┌──

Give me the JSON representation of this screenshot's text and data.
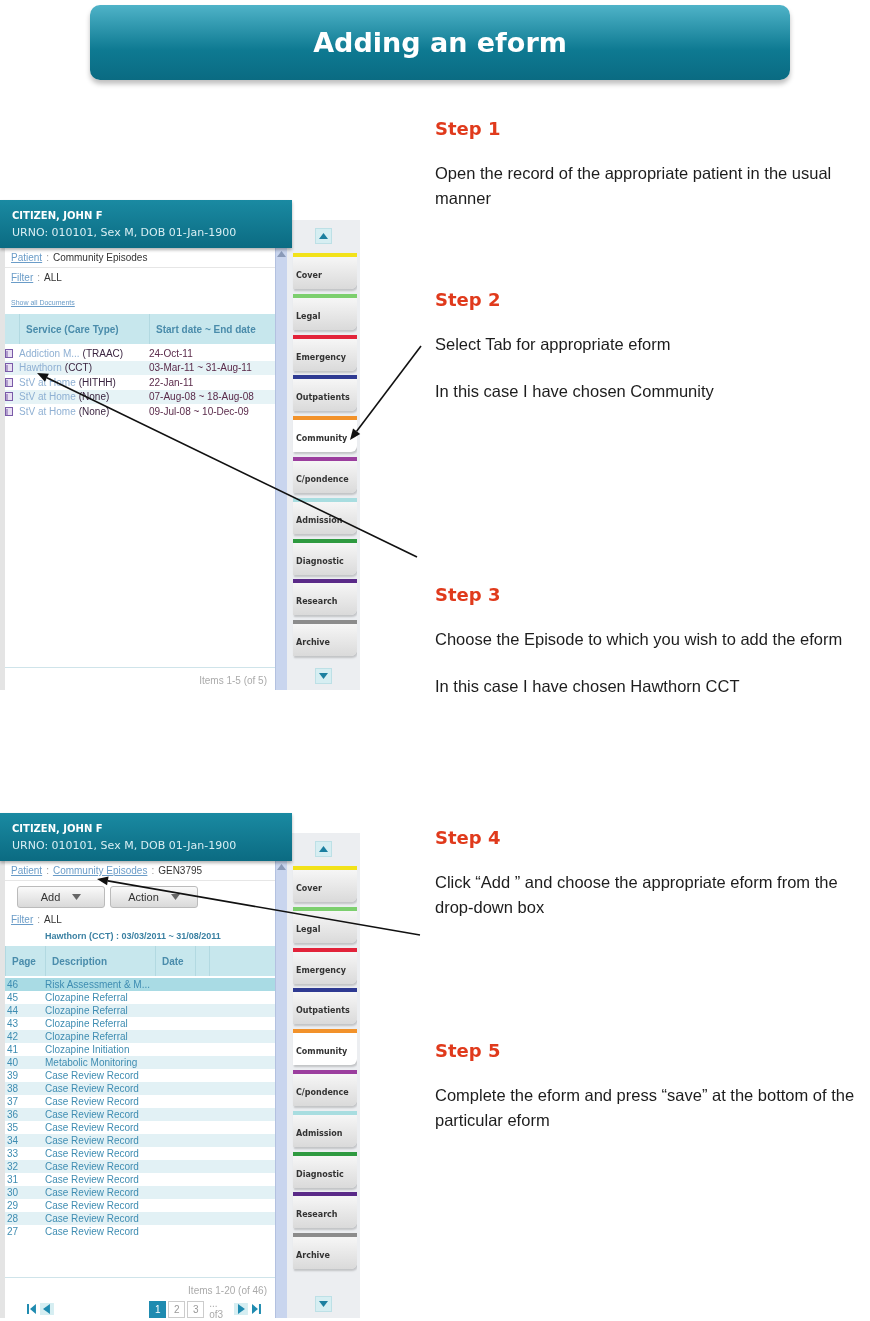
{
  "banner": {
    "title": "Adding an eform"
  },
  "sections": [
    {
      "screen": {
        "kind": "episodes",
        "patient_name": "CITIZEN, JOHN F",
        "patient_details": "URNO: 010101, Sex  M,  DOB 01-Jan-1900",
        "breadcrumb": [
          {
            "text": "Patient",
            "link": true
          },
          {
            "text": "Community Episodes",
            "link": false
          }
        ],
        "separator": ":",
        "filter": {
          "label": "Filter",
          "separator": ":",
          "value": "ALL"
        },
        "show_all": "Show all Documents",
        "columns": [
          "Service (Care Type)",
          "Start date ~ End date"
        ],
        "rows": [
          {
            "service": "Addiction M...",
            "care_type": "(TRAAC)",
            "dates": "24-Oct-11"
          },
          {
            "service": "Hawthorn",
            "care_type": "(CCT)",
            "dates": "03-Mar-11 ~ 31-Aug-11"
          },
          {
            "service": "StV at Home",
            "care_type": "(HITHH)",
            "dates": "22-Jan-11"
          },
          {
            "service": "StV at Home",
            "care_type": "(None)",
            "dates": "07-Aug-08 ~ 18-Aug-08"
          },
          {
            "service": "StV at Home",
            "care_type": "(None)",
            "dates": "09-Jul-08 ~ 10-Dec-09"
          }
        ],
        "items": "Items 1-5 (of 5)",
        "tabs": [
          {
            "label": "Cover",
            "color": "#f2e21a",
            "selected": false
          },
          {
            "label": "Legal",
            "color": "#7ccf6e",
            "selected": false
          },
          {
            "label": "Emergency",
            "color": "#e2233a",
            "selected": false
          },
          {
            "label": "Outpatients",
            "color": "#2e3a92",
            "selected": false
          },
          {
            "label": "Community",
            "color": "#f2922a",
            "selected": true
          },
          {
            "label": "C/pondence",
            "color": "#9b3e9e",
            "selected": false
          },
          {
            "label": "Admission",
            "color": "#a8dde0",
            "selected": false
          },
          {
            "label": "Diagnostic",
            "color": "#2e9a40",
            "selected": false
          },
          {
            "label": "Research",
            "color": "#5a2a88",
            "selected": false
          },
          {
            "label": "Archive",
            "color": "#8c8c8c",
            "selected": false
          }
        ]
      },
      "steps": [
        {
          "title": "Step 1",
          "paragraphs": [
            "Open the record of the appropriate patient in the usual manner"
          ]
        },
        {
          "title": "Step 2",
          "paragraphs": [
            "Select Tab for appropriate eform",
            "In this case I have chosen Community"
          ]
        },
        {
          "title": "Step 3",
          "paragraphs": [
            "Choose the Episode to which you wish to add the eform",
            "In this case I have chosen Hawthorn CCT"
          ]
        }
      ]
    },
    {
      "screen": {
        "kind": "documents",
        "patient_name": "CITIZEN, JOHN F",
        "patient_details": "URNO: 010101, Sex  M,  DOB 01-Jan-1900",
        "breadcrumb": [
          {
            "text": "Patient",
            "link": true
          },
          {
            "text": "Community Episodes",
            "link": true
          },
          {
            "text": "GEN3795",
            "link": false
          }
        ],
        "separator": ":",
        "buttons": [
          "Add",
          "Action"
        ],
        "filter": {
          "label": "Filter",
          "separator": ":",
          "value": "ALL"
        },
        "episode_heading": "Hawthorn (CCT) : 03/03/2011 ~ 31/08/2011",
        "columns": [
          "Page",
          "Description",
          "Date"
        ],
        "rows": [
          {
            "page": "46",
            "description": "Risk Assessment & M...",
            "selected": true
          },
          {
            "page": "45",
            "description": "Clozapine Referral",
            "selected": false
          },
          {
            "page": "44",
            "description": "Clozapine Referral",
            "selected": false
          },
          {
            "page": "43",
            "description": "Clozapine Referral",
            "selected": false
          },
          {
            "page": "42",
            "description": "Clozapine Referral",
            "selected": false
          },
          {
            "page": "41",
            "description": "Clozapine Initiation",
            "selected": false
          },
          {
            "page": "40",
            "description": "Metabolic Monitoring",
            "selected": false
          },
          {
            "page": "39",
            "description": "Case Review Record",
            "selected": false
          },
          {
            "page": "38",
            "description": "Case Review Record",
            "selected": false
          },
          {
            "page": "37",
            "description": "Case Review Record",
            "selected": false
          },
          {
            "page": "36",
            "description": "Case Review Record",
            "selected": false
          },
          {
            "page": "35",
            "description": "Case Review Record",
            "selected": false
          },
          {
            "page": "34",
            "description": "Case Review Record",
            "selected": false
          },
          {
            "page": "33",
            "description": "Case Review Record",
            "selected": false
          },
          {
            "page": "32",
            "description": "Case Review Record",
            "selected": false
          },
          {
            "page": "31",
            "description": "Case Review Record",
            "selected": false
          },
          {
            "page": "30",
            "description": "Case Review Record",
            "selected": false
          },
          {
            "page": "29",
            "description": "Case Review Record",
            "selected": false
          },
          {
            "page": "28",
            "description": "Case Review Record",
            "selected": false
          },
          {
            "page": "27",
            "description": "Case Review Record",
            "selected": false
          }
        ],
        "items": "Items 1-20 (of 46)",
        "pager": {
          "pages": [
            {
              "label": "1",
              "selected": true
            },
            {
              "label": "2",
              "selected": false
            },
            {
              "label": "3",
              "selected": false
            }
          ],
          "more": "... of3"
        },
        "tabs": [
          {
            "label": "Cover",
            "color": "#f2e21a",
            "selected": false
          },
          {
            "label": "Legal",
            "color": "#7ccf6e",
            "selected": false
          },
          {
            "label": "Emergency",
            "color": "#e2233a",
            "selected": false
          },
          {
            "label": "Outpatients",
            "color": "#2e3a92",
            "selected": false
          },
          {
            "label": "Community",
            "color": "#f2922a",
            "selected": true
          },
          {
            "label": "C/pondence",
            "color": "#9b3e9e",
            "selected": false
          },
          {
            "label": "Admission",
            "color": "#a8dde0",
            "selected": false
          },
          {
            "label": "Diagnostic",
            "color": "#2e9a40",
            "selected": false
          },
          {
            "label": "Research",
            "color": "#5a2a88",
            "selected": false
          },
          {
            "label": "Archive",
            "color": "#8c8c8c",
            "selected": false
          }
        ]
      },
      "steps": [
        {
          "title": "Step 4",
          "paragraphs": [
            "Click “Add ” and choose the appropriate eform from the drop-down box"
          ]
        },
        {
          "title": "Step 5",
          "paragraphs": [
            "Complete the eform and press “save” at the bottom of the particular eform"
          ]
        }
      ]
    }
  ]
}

└──
┌──

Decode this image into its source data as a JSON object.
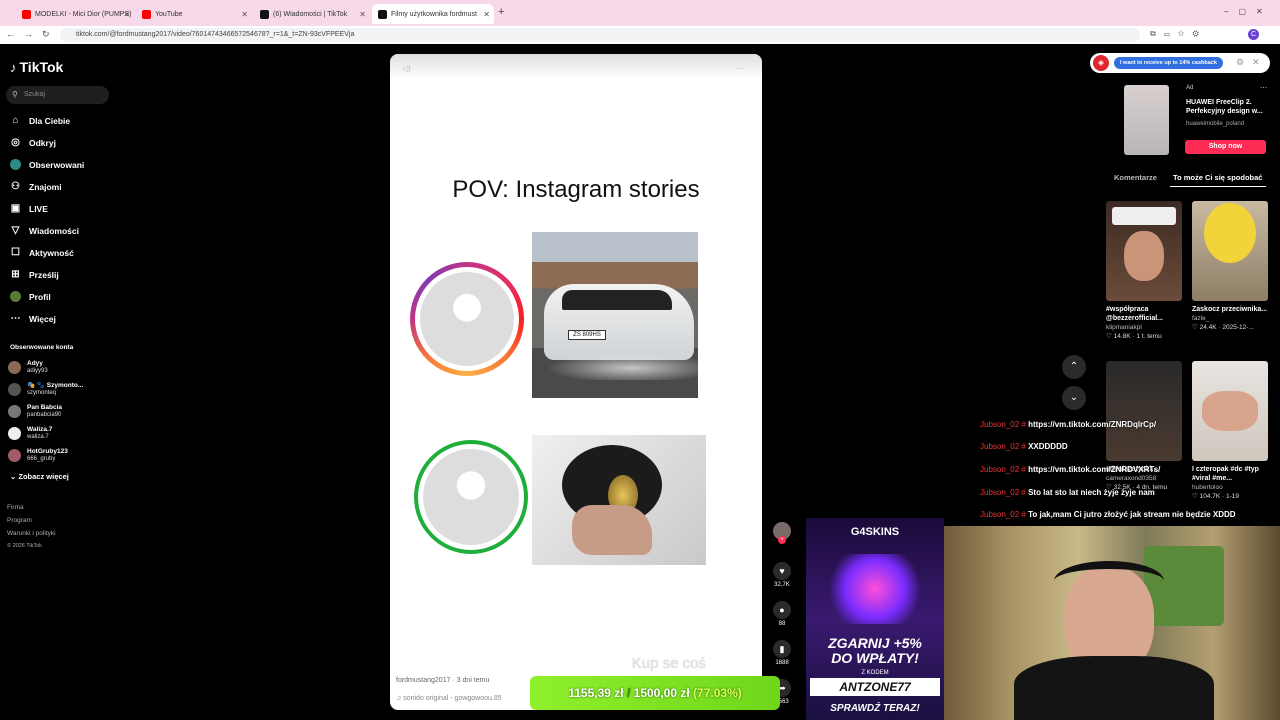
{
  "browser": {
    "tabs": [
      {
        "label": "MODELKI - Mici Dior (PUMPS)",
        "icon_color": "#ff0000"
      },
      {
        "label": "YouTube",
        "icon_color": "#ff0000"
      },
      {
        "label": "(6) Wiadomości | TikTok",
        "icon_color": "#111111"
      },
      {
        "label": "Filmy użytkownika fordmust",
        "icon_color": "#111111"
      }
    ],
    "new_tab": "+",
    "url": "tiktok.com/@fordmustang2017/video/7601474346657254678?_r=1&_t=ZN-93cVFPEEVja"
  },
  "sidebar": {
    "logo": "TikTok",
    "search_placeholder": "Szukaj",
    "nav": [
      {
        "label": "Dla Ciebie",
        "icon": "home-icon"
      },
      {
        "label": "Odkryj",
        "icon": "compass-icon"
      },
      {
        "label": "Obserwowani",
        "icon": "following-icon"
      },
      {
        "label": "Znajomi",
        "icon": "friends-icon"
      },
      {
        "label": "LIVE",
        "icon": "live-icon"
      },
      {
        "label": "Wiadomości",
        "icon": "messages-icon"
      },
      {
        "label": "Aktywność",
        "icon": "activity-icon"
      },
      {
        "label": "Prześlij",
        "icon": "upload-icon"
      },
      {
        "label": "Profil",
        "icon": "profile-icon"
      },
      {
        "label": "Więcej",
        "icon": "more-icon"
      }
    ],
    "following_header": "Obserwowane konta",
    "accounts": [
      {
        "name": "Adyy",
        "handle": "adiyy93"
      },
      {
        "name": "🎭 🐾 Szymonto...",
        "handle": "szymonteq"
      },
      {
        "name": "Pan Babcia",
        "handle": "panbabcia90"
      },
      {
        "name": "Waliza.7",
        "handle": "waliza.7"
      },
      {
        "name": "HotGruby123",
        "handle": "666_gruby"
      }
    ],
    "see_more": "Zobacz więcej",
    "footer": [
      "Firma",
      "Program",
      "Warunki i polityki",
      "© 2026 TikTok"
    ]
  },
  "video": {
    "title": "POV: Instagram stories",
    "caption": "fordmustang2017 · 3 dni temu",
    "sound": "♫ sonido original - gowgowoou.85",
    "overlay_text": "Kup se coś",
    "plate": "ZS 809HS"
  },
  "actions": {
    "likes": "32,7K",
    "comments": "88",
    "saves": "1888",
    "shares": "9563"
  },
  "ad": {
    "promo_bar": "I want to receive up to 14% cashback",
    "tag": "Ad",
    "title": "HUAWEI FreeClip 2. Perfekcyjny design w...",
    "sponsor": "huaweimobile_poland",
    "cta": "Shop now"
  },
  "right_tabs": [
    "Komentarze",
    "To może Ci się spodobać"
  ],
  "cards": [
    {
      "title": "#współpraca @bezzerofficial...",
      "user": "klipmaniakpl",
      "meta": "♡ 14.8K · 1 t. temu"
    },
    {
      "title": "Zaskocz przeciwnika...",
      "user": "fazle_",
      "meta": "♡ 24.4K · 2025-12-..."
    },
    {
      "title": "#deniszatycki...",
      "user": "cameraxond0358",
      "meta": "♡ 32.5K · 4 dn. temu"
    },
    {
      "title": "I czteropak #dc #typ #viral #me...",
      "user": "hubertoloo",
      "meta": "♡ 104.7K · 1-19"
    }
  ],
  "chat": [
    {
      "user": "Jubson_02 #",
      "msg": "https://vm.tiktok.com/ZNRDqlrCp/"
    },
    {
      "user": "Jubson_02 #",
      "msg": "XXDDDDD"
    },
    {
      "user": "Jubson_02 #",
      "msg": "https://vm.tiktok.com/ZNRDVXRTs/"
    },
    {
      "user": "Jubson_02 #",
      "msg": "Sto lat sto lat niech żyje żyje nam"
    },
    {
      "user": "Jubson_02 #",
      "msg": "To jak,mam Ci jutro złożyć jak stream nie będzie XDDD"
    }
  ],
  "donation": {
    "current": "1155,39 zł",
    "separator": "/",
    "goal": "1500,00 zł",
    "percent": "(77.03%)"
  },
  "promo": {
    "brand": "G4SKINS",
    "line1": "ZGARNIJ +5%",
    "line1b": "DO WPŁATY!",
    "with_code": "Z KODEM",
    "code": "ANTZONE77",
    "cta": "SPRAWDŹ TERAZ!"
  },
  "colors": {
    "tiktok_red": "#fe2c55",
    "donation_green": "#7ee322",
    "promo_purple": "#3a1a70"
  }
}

└──
┌──

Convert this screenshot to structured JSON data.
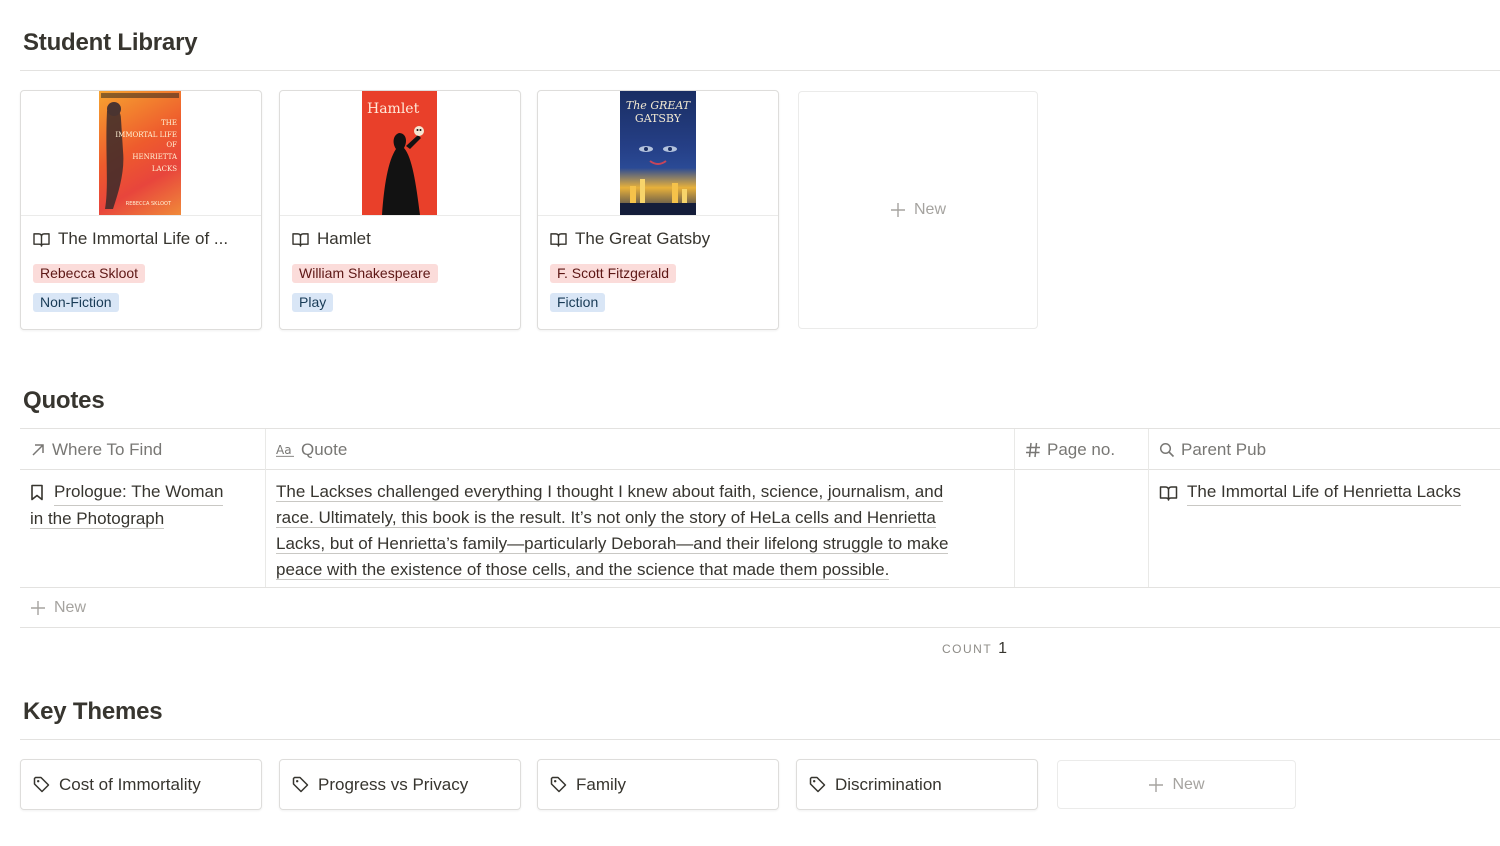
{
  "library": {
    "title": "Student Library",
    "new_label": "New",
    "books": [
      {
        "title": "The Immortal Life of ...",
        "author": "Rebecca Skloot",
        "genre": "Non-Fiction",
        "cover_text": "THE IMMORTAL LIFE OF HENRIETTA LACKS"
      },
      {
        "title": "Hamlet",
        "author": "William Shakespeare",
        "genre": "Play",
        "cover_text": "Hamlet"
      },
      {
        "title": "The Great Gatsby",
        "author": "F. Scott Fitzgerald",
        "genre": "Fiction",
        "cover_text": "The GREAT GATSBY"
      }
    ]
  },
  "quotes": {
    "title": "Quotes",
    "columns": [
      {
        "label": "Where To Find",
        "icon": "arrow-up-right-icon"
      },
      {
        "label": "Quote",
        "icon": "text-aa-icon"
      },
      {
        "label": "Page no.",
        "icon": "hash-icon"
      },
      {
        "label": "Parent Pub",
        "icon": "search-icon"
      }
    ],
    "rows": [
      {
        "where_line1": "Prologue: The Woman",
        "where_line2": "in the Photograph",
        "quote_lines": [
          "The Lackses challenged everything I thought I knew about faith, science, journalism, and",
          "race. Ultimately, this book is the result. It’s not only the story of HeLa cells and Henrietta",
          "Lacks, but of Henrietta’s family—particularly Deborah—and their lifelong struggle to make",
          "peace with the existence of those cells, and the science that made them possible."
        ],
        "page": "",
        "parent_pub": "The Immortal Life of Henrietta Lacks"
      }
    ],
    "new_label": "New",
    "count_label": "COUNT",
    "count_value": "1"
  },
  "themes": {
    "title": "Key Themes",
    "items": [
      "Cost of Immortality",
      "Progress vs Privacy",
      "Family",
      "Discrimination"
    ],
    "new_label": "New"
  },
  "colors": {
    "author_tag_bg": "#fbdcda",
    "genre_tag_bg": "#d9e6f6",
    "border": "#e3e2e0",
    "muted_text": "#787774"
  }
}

└──

• **Problem description**: Where a line in the listing above includes the string "Hawthorn", copy that line.

• **Result for this exercise**:
            "service": "Hawthorn",
            "In this case I have chosen Hawthorn CCT"
        "episode_heading": "Hawthorn (CCT) : 03/03/2011 ~ 31/08/2011",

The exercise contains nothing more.